Required work: Check each line of the material below, and copy it if it holds the string "level".

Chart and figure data

....

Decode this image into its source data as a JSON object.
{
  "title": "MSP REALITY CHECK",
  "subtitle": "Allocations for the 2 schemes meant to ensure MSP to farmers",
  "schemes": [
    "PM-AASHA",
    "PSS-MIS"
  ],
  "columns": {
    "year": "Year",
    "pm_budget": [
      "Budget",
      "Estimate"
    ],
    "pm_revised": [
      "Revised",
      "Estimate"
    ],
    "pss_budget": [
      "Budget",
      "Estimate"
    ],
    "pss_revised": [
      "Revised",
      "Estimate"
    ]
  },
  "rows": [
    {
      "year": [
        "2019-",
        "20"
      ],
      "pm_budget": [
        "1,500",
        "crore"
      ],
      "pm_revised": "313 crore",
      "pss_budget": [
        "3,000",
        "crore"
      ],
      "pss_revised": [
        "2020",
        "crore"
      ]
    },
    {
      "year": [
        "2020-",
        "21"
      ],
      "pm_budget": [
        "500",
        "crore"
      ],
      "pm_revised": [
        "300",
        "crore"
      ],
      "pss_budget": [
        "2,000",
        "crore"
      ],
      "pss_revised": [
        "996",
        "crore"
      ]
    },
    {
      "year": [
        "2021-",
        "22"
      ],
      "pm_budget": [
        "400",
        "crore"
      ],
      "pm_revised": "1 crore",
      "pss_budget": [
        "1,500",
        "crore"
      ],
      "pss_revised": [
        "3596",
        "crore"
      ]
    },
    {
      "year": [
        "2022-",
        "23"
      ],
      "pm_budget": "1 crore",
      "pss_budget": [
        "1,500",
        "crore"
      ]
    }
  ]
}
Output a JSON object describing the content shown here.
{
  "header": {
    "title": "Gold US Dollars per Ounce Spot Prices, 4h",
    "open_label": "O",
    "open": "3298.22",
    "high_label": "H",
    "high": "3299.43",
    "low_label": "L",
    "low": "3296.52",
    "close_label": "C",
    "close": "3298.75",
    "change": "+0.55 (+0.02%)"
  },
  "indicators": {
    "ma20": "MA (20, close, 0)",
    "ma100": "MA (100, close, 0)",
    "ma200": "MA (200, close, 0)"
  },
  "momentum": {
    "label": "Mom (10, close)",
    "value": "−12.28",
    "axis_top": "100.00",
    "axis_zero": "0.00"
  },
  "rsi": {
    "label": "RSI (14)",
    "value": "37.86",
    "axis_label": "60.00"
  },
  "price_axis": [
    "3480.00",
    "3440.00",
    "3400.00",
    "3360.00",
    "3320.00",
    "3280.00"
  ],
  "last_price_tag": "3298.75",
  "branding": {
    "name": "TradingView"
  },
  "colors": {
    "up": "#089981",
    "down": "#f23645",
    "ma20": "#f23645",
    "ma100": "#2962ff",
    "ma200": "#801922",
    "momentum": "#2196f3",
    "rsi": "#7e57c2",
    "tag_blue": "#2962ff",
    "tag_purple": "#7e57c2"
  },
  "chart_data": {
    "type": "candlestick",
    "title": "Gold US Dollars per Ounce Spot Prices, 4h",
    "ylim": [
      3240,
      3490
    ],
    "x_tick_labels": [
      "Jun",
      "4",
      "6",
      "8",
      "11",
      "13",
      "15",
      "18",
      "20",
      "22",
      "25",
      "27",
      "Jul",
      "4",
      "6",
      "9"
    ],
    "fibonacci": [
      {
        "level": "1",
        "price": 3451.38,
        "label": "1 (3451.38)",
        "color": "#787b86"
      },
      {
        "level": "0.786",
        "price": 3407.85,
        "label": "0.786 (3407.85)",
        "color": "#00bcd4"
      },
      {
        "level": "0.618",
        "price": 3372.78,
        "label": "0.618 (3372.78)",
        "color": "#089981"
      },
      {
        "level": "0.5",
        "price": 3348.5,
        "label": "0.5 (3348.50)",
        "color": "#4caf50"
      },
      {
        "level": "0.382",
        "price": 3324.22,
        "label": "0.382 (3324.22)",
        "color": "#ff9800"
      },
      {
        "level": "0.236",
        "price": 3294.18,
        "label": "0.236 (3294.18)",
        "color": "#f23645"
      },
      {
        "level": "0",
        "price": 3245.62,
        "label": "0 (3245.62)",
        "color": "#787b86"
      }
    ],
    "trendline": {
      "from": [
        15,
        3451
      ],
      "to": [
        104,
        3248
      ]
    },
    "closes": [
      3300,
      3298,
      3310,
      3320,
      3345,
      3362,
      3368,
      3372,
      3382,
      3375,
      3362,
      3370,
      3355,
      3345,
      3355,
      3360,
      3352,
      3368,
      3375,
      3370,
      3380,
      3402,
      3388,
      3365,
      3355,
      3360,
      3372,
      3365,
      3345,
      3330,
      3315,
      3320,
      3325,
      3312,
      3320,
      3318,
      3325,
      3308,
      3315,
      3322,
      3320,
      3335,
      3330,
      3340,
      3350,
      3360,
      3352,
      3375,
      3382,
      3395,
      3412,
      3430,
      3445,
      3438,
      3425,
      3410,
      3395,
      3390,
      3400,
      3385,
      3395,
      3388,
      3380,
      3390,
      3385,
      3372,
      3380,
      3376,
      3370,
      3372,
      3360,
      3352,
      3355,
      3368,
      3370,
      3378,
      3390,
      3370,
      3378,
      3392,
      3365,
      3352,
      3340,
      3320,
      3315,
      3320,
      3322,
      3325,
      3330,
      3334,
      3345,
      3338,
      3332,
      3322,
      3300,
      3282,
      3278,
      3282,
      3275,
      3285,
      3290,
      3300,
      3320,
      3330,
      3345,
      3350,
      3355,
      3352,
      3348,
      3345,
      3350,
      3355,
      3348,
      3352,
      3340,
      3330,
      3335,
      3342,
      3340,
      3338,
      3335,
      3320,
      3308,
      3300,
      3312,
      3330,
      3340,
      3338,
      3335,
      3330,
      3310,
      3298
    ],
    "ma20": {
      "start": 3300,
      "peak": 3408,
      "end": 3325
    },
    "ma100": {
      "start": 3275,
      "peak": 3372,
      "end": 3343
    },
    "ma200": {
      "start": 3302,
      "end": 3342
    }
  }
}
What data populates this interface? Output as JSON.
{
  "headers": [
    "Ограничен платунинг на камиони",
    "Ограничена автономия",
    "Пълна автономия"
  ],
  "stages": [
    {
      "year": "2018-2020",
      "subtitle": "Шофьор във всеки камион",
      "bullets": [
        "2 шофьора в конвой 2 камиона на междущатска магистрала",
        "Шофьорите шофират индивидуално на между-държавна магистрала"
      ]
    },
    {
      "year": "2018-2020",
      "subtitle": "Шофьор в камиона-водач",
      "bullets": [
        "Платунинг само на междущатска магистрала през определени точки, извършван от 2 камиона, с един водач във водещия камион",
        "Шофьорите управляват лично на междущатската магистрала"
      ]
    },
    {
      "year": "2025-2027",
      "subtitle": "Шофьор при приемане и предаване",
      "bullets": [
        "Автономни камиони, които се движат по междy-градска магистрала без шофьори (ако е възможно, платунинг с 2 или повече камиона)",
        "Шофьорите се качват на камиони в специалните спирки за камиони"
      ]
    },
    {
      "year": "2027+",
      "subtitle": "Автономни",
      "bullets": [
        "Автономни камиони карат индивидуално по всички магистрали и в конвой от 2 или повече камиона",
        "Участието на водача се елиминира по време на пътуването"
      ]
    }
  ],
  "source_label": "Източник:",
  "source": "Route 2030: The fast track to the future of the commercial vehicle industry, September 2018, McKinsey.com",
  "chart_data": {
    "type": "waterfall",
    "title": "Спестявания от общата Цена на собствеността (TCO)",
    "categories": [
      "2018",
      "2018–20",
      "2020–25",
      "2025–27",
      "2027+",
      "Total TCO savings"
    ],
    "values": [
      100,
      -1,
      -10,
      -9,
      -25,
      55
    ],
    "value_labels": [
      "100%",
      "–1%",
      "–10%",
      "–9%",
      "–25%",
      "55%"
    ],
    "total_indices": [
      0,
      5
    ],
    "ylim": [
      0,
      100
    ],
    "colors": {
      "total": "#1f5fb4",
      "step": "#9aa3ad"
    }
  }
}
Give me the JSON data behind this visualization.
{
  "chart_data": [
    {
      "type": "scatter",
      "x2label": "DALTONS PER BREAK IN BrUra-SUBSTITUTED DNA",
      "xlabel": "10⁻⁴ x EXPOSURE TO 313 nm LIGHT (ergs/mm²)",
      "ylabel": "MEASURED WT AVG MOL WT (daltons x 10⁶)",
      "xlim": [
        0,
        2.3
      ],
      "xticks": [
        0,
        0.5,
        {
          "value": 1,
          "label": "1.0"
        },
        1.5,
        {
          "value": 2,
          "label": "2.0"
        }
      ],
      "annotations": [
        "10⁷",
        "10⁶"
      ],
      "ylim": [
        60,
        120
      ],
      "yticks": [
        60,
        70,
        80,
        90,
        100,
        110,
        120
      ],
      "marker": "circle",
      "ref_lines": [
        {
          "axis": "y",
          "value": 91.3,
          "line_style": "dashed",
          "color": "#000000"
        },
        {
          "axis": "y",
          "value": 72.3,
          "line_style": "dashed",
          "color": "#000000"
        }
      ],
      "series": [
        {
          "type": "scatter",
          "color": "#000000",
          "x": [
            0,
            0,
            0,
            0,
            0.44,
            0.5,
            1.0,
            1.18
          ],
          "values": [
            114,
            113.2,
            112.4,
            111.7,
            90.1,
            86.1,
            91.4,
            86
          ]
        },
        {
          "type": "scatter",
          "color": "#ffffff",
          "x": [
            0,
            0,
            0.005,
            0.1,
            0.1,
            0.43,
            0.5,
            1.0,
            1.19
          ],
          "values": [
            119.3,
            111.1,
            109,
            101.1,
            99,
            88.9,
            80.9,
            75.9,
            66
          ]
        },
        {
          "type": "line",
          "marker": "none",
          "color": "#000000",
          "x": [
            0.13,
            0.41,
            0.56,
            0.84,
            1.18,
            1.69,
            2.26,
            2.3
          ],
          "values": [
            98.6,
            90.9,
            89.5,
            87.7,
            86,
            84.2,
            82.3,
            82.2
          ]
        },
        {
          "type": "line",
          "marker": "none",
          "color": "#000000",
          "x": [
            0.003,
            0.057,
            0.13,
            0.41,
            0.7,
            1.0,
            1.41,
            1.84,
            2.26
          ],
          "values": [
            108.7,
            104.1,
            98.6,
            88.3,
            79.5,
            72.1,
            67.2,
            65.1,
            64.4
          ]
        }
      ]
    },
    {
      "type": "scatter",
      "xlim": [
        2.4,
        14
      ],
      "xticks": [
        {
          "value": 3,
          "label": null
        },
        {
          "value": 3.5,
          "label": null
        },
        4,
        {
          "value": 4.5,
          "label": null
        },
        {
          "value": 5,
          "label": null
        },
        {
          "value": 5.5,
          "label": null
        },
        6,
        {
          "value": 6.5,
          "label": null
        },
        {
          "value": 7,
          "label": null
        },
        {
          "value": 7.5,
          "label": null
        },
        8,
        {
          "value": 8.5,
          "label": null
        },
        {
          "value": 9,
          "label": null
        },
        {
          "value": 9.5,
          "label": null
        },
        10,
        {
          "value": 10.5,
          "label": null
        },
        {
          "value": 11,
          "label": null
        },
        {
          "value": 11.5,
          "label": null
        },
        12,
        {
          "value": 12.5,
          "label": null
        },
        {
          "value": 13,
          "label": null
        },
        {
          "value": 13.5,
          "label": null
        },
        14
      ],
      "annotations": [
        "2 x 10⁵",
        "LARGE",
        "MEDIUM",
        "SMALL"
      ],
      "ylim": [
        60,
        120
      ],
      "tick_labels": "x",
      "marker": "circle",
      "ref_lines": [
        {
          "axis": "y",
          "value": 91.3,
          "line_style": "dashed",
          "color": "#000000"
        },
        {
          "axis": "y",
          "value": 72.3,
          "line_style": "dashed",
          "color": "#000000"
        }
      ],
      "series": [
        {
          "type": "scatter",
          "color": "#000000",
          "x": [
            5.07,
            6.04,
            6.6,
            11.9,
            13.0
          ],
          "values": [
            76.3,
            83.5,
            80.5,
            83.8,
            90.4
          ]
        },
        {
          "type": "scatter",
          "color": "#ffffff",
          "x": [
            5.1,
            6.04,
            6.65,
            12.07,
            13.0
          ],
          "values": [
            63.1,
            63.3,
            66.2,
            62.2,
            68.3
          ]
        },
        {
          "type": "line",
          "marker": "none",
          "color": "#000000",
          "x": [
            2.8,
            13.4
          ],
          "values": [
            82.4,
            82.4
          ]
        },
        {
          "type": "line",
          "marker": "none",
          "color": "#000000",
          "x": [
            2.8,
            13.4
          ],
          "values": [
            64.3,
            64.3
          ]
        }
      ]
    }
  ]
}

....

Answer to the exercise:
        "level": "1",
        "level": "0.786",
        "level": "0.618",
        "level": "0.5",
        "level": "0.382",
        "level": "0.236",
        "level": "0",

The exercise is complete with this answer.